*** Records to use

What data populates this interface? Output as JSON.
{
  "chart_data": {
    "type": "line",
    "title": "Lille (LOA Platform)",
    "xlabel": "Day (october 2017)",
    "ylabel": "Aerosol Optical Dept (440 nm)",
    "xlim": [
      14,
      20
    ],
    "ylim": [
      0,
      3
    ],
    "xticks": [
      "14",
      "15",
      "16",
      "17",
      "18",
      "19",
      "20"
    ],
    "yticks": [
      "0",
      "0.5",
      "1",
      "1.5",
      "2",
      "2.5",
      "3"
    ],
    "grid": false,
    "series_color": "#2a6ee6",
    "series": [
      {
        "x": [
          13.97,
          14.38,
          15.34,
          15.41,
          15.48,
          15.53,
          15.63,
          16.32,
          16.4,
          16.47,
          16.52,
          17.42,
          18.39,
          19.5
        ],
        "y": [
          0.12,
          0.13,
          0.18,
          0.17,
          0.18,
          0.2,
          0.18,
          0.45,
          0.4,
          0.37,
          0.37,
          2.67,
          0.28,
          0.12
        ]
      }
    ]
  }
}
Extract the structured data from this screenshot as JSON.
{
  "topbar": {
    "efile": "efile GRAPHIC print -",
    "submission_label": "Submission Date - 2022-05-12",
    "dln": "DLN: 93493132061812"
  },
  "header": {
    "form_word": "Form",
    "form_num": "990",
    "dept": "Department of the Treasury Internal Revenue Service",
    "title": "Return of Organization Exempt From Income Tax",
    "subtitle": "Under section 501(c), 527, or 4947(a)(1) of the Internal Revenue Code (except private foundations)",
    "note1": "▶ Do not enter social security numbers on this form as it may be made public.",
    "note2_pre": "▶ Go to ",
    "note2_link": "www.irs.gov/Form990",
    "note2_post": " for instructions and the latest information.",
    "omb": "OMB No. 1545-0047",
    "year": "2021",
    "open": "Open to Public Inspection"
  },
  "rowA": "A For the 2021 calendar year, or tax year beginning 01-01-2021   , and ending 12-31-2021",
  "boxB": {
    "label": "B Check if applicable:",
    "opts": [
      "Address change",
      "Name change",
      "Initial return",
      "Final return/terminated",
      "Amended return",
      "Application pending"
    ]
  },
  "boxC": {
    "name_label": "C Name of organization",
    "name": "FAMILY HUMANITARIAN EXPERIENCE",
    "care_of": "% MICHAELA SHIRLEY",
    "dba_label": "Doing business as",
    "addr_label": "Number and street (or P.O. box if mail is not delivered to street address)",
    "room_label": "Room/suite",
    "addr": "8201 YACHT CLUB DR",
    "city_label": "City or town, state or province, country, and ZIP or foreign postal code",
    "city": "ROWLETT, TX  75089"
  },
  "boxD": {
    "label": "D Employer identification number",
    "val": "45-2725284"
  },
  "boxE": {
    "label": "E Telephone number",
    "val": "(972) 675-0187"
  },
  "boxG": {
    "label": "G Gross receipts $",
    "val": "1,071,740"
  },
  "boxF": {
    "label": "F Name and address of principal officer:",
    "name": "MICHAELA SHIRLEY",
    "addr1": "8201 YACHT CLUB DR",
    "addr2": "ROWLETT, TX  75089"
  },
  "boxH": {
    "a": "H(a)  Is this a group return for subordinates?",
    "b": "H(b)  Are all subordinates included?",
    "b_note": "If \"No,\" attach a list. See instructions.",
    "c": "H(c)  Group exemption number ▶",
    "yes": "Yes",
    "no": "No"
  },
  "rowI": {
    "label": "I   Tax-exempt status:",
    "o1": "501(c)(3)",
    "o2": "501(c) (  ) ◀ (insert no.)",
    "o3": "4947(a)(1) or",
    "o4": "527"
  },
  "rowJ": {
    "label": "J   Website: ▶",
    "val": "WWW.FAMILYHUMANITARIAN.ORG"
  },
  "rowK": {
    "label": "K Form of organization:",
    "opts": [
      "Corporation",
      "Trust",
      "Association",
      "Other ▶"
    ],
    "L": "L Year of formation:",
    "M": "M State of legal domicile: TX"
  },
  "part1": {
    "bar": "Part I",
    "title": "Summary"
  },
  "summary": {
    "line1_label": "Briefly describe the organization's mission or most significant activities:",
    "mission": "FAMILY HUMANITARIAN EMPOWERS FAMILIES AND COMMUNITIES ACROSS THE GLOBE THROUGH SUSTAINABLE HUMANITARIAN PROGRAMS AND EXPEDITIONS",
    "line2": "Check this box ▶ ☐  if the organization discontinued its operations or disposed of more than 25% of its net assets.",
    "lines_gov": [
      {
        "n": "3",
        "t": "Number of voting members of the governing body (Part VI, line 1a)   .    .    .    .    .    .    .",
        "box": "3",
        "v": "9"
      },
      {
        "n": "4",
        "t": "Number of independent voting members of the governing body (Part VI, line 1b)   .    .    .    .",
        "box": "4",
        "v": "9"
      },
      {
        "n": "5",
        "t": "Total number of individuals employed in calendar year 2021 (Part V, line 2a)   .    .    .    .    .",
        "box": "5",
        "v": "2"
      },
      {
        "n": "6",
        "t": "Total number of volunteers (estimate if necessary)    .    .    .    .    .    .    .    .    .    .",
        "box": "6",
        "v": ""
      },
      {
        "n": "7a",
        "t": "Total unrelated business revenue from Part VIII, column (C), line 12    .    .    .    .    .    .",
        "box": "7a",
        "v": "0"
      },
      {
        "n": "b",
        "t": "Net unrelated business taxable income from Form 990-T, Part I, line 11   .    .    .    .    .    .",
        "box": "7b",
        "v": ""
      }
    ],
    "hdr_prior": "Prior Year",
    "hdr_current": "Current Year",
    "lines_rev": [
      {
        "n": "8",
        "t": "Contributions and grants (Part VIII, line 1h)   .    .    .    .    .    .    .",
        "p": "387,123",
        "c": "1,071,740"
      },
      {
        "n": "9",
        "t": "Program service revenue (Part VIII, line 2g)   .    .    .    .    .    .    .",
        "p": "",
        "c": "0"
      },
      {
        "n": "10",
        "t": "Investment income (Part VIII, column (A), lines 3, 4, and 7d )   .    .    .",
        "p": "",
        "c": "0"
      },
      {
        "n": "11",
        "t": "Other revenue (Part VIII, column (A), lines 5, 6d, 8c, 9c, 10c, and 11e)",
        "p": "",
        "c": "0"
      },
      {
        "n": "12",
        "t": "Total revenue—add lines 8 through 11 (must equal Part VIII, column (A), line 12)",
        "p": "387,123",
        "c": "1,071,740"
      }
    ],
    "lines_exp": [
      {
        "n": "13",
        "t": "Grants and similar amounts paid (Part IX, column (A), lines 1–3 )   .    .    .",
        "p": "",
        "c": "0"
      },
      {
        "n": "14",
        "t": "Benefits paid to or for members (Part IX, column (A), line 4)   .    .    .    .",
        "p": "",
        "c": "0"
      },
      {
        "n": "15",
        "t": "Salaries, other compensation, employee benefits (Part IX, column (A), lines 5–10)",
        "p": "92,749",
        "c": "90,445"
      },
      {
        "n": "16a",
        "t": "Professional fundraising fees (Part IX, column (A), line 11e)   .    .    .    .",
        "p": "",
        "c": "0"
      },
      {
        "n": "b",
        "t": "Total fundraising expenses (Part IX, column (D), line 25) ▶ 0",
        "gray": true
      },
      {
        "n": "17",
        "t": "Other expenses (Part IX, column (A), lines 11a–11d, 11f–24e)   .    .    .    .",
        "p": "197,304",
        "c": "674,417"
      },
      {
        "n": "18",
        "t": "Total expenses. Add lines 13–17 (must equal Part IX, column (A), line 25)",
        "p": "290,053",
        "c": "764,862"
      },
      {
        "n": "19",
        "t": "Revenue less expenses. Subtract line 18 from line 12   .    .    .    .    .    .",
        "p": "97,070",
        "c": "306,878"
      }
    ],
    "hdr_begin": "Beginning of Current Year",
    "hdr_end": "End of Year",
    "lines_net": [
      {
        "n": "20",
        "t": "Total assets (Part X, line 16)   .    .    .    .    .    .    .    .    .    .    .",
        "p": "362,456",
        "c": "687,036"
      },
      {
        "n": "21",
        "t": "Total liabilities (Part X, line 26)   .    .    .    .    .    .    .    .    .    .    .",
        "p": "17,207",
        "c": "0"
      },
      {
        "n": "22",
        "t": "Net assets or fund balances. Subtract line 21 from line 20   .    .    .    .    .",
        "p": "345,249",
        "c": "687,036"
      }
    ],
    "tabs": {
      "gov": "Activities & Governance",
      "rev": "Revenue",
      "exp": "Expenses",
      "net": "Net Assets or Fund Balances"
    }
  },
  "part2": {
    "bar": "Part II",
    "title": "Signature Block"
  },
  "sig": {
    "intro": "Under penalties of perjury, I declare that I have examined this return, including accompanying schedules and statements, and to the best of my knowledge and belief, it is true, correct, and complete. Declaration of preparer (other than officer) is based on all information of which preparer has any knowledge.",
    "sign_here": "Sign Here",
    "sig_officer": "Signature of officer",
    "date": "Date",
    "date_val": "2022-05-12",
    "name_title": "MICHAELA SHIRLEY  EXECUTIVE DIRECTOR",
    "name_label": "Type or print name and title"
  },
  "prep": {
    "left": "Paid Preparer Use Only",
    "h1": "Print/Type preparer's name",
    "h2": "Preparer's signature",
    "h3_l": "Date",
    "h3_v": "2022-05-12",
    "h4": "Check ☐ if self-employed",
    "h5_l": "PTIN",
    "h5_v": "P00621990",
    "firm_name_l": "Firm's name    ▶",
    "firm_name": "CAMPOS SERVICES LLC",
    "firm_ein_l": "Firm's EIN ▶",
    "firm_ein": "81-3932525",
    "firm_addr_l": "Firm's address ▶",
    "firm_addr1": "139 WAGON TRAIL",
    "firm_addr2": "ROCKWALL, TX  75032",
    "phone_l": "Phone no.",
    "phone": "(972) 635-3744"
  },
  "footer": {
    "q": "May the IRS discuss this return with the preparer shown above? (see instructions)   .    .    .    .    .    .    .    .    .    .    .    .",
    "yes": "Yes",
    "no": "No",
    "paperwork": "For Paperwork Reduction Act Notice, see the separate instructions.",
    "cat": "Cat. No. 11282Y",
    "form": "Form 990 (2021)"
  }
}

******

- _The exercise_: Show all lines in the entries above where the string "fundraising" appears.

- _Written response_:
        "t": "Professional fundraising fees (Part IX, column (A), line 11e)   .    .    .    .",
        "t": "Total fundraising expenses (Part IX, column (D), line 25) ▶ 0",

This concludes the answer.